▶ _REQUIRED WORK_:
Take the material below and write it all out again exactly.

┄┄┄┄┄┄┄┄┄┄

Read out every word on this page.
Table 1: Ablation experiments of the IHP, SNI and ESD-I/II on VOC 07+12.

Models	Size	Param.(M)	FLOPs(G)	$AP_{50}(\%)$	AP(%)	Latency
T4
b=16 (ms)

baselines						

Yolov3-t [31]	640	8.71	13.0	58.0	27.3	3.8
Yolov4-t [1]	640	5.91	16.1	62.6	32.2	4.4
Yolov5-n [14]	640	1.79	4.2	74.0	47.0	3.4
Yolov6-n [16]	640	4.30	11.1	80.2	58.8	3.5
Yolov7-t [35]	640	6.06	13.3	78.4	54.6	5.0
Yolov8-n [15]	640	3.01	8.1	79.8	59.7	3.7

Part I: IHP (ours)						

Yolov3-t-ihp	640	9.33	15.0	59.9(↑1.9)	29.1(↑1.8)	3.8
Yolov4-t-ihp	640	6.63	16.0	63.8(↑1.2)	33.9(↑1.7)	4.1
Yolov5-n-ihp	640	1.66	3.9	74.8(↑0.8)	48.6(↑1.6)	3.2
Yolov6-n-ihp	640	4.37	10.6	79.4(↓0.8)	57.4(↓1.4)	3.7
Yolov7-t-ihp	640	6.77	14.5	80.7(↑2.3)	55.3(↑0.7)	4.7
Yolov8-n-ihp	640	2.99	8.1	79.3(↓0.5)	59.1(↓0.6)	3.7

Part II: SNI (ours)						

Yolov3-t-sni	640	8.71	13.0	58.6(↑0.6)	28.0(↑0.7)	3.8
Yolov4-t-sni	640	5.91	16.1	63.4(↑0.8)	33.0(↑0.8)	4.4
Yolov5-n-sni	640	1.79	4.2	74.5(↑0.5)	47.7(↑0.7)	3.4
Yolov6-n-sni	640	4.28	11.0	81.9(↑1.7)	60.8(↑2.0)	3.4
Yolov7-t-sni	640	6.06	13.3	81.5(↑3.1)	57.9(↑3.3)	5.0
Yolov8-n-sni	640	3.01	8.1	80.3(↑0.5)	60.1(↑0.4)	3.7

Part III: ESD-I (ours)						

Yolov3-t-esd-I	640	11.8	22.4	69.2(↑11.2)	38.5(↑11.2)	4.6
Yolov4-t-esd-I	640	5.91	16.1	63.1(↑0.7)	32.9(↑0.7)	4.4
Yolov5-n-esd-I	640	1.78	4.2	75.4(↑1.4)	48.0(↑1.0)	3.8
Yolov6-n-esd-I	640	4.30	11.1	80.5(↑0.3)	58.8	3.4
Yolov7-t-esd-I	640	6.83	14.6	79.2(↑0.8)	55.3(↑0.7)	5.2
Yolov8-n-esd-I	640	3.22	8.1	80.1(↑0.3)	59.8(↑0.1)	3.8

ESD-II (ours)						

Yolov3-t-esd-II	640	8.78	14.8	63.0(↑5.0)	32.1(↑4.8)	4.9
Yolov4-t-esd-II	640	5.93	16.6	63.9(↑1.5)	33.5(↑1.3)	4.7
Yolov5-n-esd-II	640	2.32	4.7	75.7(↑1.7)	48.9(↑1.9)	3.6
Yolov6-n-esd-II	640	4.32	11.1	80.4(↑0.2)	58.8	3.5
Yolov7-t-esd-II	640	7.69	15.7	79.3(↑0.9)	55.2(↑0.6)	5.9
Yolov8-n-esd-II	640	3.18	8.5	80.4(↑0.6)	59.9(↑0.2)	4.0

┄┄┄┄┄┄┄┄┄┄

▶ _OUTPUT FOR THIS TASK_:
Read out every word on this page.
Table 1: Ablation experiments of the IHP, SNI and ESD-I/II on VOC 07+12.

Models	Size	Param.(M)	FLOPs(G)	$AP_{50}(\%)$	AP(%)	Latency
T4
b=16 (ms)

baselines						

Yolov3-t [31]	640	8.71	13.0	58.0	27.3	3.8
Yolov4-t [1]	640	5.91	16.1	62.6	32.2	4.4
Yolov5-n [14]	640	1.79	4.2	74.0	47.0	3.4
Yolov6-n [16]	640	4.30	11.1	80.2	58.8	3.5
Yolov7-t [35]	640	6.06	13.3	78.4	54.6	5.0
Yolov8-n [15]	640	3.01	8.1	79.8	59.7	3.7

Part I: IHP (ours)						

Yolov3-t-ihp	640	9.33	15.0	59.9(↑1.9)	29.1(↑1.8)	3.8
Yolov4-t-ihp	640	6.63	16.0	63.8(↑1.2)	33.9(↑1.7)	4.1
Yolov5-n-ihp	640	1.66	3.9	74.8(↑0.8)	48.6(↑1.6)	3.2
Yolov6-n-ihp	640	4.37	10.6	79.4(↓0.8)	57.4(↓1.4)	3.7
Yolov7-t-ihp	640	6.77	14.5	80.7(↑2.3)	55.3(↑0.7)	4.7
Yolov8-n-ihp	640	2.99	8.1	79.3(↓0.5)	59.1(↓0.6)	3.7

Part II: SNI (ours)						

Yolov3-t-sni	640	8.71	13.0	58.6(↑0.6)	28.0(↑0.7)	3.8
Yolov4-t-sni	640	5.91	16.1	63.4(↑0.8)	33.0(↑0.8)	4.4
Yolov5-n-sni	640	1.79	4.2	74.5(↑0.5)	47.7(↑0.7)	3.4
Yolov6-n-sni	640	4.28	11.0	81.9(↑1.7)	60.8(↑2.0)	3.4
Yolov7-t-sni	640	6.06	13.3	81.5(↑3.1)	57.9(↑3.3)	5.0
Yolov8-n-sni	640	3.01	8.1	80.3(↑0.5)	60.1(↑0.4)	3.7

Part III: ESD-I (ours)						

Yolov3-t-esd-I	640	11.8	22.4	69.2(↑11.2)	38.5(↑11.2)	4.6
Yolov4-t-esd-I	640	5.91	16.1	63.1(↑0.7)	32.9(↑0.7)	4.4
Yolov5-n-esd-I	640	1.78	4.2	75.4(↑1.4)	48.0(↑1.0)	3.8
Yolov6-n-esd-I	640	4.30	11.1	80.5(↑0.3)	58.8	3.4
Yolov7-t-esd-I	640	6.83	14.6	79.2(↑0.8)	55.3(↑0.7)	5.2
Yolov8-n-esd-I	640	3.22	8.1	80.1(↑0.3)	59.8(↑0.1)	3.8

ESD-II (ours)						

Yolov3-t-esd-II	640	8.78	14.8	63.0(↑5.0)	32.1(↑4.8)	4.9
Yolov4-t-esd-II	640	5.93	16.6	63.9(↑1.5)	33.5(↑1.3)	4.7
Yolov5-n-esd-II	640	2.32	4.7	75.7(↑1.7)	48.9(↑1.9)	3.6
Yolov6-n-esd-II	640	4.32	11.1	80.4(↑0.2)	58.8	3.5
Yolov7-t-esd-II	640	7.69	15.7	79.3(↑0.9)	55.2(↑0.6)	5.9
Yolov8-n-esd-II	640	3.18	8.5	80.4(↑0.6)	59.9(↑0.2)	4.0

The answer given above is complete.